START Text under study

Colon Adenocarcinoma (COAD)
- BRPF1 upregulation driven by Pygo2, a Wnt/β-catenin coactivator.
- BRPF1 promotes proliferation and stem-like properties.
- Targeting BRPF1 reduces colony formation and tumor growth in Pygo2-high cells.
Gastrointestinal Stromal Tumor (GIST)
- BRPF1 identified as essential in genome-wide CRISPR-Cas9 screens.
- Pharmacological inhibition results were inconsistent regarding cell proliferation, possibly due to low drug doses.
Esophageal Cancer (ESCA)
- BRPF1 promoter shows an active chromatin state in cfDNA from ESCA patients, suggesting a potential diagnostic/prognostic marker function.
Role of BRPF1 in Genitourinary Tumors
Prostate Cancer (PCa)
- Expression inversely reported but increased BRPF1 associates with progression parameters (Gleason score, stage, recurrence risk).
- BRPF1 stabilizes through USP35-mediated deubiquitination, enhancing transcription of SREBP2, which drives mevalonate metabolism.
- Contributes to taxane resistance by regulating ABCB1-mediated drug efflux and cell cycle progression.

END Text under study

** About this task **
Please write out the stretch of the BRPF1 tumor notes from "- BRPF1 upregulation" through "genome-wide CRISPR-Cas9 screens.", copying it word for word.

START Provided information

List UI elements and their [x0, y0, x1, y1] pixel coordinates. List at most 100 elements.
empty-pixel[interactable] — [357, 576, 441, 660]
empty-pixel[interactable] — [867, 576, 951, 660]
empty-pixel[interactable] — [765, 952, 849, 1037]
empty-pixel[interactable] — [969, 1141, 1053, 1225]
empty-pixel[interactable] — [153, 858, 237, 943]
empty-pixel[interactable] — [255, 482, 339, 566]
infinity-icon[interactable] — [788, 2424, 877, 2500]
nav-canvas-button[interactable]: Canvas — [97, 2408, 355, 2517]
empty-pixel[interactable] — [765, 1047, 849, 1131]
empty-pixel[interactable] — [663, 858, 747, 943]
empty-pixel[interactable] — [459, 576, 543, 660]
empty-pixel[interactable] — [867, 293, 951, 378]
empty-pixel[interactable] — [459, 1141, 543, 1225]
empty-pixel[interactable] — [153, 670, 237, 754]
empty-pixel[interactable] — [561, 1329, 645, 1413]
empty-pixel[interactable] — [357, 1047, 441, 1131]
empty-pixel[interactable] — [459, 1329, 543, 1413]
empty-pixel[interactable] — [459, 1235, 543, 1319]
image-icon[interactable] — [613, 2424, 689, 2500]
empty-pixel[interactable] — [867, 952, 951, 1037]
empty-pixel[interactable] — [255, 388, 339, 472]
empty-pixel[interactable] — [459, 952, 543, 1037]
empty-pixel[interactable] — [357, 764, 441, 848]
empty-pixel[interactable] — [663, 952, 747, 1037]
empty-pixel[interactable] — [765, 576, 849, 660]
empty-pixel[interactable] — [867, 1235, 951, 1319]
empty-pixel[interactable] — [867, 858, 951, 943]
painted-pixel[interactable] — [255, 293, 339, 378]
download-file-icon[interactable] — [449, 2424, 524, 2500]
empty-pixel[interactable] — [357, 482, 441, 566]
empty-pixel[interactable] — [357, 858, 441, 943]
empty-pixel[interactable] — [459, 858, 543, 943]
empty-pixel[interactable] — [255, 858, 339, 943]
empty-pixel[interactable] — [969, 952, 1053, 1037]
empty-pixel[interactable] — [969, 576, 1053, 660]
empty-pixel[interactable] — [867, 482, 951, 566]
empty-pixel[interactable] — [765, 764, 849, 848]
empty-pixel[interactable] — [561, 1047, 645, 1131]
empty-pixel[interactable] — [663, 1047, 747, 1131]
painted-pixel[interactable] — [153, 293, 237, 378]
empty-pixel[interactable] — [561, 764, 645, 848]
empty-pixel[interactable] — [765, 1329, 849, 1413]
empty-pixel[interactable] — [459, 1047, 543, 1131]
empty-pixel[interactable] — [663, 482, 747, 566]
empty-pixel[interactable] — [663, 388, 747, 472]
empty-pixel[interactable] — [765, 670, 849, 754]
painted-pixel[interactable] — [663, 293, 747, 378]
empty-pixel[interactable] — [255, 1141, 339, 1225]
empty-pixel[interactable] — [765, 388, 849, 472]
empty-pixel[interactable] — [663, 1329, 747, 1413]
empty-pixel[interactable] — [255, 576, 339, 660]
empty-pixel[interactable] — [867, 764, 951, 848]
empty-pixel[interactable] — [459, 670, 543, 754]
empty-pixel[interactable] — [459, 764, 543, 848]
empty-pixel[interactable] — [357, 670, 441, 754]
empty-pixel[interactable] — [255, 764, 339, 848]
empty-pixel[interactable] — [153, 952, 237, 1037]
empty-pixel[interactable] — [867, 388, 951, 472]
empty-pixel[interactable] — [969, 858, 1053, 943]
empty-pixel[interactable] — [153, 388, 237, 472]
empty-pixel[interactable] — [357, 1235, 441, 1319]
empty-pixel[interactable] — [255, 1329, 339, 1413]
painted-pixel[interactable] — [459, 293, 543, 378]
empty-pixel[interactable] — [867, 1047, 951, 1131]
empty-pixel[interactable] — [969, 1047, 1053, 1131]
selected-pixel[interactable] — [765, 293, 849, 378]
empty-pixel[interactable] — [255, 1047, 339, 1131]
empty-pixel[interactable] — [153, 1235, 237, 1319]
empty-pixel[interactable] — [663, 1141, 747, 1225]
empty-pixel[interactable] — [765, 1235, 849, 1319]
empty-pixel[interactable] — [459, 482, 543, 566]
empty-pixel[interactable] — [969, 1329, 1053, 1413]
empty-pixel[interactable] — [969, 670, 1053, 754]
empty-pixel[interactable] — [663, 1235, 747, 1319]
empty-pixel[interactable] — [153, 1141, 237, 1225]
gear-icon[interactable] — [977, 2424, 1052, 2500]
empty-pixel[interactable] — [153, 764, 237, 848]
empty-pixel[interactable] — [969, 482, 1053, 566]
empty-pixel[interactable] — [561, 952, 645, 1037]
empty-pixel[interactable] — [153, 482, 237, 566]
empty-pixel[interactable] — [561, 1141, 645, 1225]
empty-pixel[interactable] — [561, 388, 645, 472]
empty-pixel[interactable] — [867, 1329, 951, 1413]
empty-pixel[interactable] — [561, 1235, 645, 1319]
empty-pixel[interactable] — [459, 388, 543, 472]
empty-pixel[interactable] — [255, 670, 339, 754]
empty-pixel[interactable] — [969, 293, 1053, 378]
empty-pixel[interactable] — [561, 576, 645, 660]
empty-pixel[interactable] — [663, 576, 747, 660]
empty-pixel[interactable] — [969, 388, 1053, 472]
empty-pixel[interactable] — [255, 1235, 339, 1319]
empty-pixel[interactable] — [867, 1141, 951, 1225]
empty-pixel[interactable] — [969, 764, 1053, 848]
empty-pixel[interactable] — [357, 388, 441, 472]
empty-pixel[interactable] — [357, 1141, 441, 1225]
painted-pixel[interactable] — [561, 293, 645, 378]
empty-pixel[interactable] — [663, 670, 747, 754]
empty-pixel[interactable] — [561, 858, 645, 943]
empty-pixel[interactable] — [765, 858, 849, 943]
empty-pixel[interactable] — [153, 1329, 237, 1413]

END Provided information

** Task result **
- BRPF1 upregulation driven by Pygo2, a Wnt/β-catenin coactivator.
- BRPF1 promotes proliferation and stem-like properties.
- Targeting BRPF1 reduces colony formation and tumor growth in Pygo2-high cells.
Gastrointestinal Stromal Tumor (GIST)
- BRPF1 identified as essential in genome-wide CRISPR-Cas9 screens.